▶ SUPPLIED DATA:
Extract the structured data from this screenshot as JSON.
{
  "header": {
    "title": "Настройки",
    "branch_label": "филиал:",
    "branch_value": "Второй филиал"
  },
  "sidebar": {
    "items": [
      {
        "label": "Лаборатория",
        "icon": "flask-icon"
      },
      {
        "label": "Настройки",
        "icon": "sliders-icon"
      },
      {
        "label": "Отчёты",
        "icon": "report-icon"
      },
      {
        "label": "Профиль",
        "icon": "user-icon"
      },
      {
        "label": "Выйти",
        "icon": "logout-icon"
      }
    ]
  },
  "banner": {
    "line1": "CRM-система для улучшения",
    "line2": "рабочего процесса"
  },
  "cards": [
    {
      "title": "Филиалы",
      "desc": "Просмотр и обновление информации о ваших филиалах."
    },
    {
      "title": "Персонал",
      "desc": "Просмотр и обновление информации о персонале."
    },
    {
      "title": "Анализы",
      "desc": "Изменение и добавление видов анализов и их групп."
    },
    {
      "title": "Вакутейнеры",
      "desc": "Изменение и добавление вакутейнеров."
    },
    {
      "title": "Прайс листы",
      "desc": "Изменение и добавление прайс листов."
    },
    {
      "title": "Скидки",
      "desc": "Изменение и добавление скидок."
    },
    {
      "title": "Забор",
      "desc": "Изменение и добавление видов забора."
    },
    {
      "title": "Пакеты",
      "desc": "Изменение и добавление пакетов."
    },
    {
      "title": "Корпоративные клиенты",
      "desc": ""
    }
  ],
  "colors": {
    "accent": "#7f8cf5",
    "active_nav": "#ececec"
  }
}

▶ GIVEN REQUEST: Copy out the full material exactly as it appears.

▶ EXERCISE RESPONSE:
Extract the structured data from this screenshot as JSON.
{
  "header": {
    "title": "Настройки",
    "branch_label": "филиал:",
    "branch_value": "Второй филиал"
  },
  "sidebar": {
    "items": [
      {
        "label": "Лаборатория",
        "icon": "flask-icon"
      },
      {
        "label": "Настройки",
        "icon": "sliders-icon"
      },
      {
        "label": "Отчёты",
        "icon": "report-icon"
      },
      {
        "label": "Профиль",
        "icon": "user-icon"
      },
      {
        "label": "Выйти",
        "icon": "logout-icon"
      }
    ]
  },
  "banner": {
    "line1": "CRM-система для улучшения",
    "line2": "рабочего процесса"
  },
  "cards": [
    {
      "title": "Филиалы",
      "desc": "Просмотр и обновление информации о ваших филиалах."
    },
    {
      "title": "Персонал",
      "desc": "Просмотр и обновление информации о персонале."
    },
    {
      "title": "Анализы",
      "desc": "Изменение и добавление видов анализов и их групп."
    },
    {
      "title": "Вакутейнеры",
      "desc": "Изменение и добавление вакутейнеров."
    },
    {
      "title": "Прайс листы",
      "desc": "Изменение и добавление прайс листов."
    },
    {
      "title": "Скидки",
      "desc": "Изменение и добавление скидок."
    },
    {
      "title": "Забор",
      "desc": "Изменение и добавление видов забора."
    },
    {
      "title": "Пакеты",
      "desc": "Изменение и добавление пакетов."
    },
    {
      "title": "Корпоративные клиенты",
      "desc": ""
    }
  ],
  "colors": {
    "accent": "#7f8cf5",
    "active_nav": "#ececec"
  }
}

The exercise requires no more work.